AIM OF THE EXERCISE -> Give the entries again, word for word.

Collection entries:
========
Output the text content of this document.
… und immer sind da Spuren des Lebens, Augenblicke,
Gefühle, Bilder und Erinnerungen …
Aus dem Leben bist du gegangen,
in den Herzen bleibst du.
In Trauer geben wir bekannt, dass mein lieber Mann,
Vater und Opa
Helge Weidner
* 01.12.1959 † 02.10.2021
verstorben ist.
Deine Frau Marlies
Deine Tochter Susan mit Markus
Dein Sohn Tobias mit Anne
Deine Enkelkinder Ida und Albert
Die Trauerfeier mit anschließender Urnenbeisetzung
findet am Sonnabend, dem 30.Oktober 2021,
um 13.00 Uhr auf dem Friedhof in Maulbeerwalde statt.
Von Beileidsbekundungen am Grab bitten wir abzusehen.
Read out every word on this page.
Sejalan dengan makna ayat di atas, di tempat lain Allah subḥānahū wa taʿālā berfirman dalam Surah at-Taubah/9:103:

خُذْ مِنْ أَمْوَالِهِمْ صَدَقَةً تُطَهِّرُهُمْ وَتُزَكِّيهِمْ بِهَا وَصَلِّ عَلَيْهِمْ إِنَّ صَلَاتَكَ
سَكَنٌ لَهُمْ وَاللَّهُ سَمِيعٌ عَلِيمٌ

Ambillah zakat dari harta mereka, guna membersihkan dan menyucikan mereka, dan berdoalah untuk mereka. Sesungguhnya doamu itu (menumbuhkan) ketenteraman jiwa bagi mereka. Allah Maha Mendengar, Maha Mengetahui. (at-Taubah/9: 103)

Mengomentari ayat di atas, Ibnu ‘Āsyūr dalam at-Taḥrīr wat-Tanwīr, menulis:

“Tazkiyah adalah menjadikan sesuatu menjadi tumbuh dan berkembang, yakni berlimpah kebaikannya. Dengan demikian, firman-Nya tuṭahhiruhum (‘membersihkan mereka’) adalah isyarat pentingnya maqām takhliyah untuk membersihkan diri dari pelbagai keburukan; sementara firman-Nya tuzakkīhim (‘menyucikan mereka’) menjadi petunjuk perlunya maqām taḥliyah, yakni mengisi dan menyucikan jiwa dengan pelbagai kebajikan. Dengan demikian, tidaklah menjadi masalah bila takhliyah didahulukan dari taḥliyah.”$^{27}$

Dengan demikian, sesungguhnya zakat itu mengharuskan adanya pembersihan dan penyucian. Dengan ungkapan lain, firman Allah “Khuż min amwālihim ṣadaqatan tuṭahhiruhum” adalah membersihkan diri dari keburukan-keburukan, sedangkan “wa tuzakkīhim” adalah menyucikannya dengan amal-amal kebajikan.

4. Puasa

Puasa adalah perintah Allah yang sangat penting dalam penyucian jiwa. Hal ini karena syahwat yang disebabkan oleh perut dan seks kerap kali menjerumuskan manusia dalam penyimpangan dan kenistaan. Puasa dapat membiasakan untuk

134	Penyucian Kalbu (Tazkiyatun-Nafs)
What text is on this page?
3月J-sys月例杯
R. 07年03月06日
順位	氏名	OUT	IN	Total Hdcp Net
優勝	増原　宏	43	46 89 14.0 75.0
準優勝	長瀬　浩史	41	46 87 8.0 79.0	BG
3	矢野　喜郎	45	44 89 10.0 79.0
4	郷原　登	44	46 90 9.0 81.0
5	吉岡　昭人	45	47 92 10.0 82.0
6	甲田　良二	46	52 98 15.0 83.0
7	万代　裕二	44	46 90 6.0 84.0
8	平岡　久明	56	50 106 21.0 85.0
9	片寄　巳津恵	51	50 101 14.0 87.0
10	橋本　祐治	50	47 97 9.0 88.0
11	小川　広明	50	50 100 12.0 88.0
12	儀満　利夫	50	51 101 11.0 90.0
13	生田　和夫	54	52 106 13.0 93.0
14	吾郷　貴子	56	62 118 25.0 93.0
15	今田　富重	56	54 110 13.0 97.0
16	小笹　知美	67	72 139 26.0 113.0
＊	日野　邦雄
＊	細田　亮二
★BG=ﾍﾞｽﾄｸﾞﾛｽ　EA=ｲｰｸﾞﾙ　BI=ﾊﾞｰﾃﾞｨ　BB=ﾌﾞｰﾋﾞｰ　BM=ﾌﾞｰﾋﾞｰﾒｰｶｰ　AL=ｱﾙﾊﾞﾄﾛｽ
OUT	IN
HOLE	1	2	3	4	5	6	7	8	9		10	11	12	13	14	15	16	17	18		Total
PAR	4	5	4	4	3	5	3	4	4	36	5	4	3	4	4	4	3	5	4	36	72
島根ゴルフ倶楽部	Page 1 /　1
========
WRITTEN SOLUTION ->
Output the text content of this document.
… und immer sind da Spuren des Lebens, Augenblicke,
Gefühle, Bilder und Erinnerungen …
Aus dem Leben bist du gegangen,
in den Herzen bleibst du.
In Trauer geben wir bekannt, dass mein lieber Mann,
Vater und Opa
Helge Weidner
* 01.12.1959 † 02.10.2021
verstorben ist.
Deine Frau Marlies
Deine Tochter Susan mit Markus
Dein Sohn Tobias mit Anne
Deine Enkelkinder Ida und Albert
Die Trauerfeier mit anschließender Urnenbeisetzung
findet am Sonnabend, dem 30.Oktober 2021,
um 13.00 Uhr auf dem Friedhof in Maulbeerwalde statt.
Von Beileidsbekundungen am Grab bitten wir abzusehen.
Read out every word on this page.
Sejalan dengan makna ayat di atas, di tempat lain Allah subḥānahū wa taʿālā berfirman dalam Surah at-Taubah/9:103:

خُذْ مِنْ أَمْوَالِهِمْ صَدَقَةً تُطَهِّرُهُمْ وَتُزَكِّيهِمْ بِهَا وَصَلِّ عَلَيْهِمْ إِنَّ صَلَاتَكَ
سَكَنٌ لَهُمْ وَاللَّهُ سَمِيعٌ عَلِيمٌ

Ambillah zakat dari harta mereka, guna membersihkan dan menyucikan mereka, dan berdoalah untuk mereka. Sesungguhnya doamu itu (menumbuhkan) ketenteraman jiwa bagi mereka. Allah Maha Mendengar, Maha Mengetahui. (at-Taubah/9: 103)

Mengomentari ayat di atas, Ibnu ‘Āsyūr dalam at-Taḥrīr wat-Tanwīr, menulis:

“Tazkiyah adalah menjadikan sesuatu menjadi tumbuh dan berkembang, yakni berlimpah kebaikannya. Dengan demikian, firman-Nya tuṭahhiruhum (‘membersihkan mereka’) adalah isyarat pentingnya maqām takhliyah untuk membersihkan diri dari pelbagai keburukan; sementara firman-Nya tuzakkīhim (‘menyucikan mereka’) menjadi petunjuk perlunya maqām taḥliyah, yakni mengisi dan menyucikan jiwa dengan pelbagai kebajikan. Dengan demikian, tidaklah menjadi masalah bila takhliyah didahulukan dari taḥliyah.”$^{27}$

Dengan demikian, sesungguhnya zakat itu mengharuskan adanya pembersihan dan penyucian. Dengan ungkapan lain, firman Allah “Khuż min amwālihim ṣadaqatan tuṭahhiruhum” adalah membersihkan diri dari keburukan-keburukan, sedangkan “wa tuzakkīhim” adalah menyucikannya dengan amal-amal kebajikan.

4. Puasa

Puasa adalah perintah Allah yang sangat penting dalam penyucian jiwa. Hal ini karena syahwat yang disebabkan oleh perut dan seks kerap kali menjerumuskan manusia dalam penyimpangan dan kenistaan. Puasa dapat membiasakan untuk

134	Penyucian Kalbu (Tazkiyatun-Nafs)
What text is on this page?
3月J-sys月例杯
R. 07年03月06日
順位	氏名	OUT	IN	Total Hdcp Net
優勝	増原　宏	43	46 89 14.0 75.0
準優勝	長瀬　浩史	41	46 87 8.0 79.0	BG
3	矢野　喜郎	45	44 89 10.0 79.0
4	郷原　登	44	46 90 9.0 81.0
5	吉岡　昭人	45	47 92 10.0 82.0
6	甲田　良二	46	52 98 15.0 83.0
7	万代　裕二	44	46 90 6.0 84.0
8	平岡　久明	56	50 106 21.0 85.0
9	片寄　巳津恵	51	50 101 14.0 87.0
10	橋本　祐治	50	47 97 9.0 88.0
11	小川　広明	50	50 100 12.0 88.0
12	儀満　利夫	50	51 101 11.0 90.0
13	生田　和夫	54	52 106 13.0 93.0
14	吾郷　貴子	56	62 118 25.0 93.0
15	今田　富重	56	54 110 13.0 97.0
16	小笹　知美	67	72 139 26.0 113.0
＊	日野　邦雄
＊	細田　亮二
★BG=ﾍﾞｽﾄｸﾞﾛｽ　EA=ｲｰｸﾞﾙ　BI=ﾊﾞｰﾃﾞｨ　BB=ﾌﾞｰﾋﾞｰ　BM=ﾌﾞｰﾋﾞｰﾒｰｶｰ　AL=ｱﾙﾊﾞﾄﾛｽ
OUT	IN
HOLE	1	2	3	4	5	6	7	8	9		10	11	12	13	14	15	16	17	18		Total
PAR	4	5	4	4	3	5	3	4	4	36	5	4	3	4	4	4	3	5	4	36	72
島根ゴルフ倶楽部	Page 1 /　1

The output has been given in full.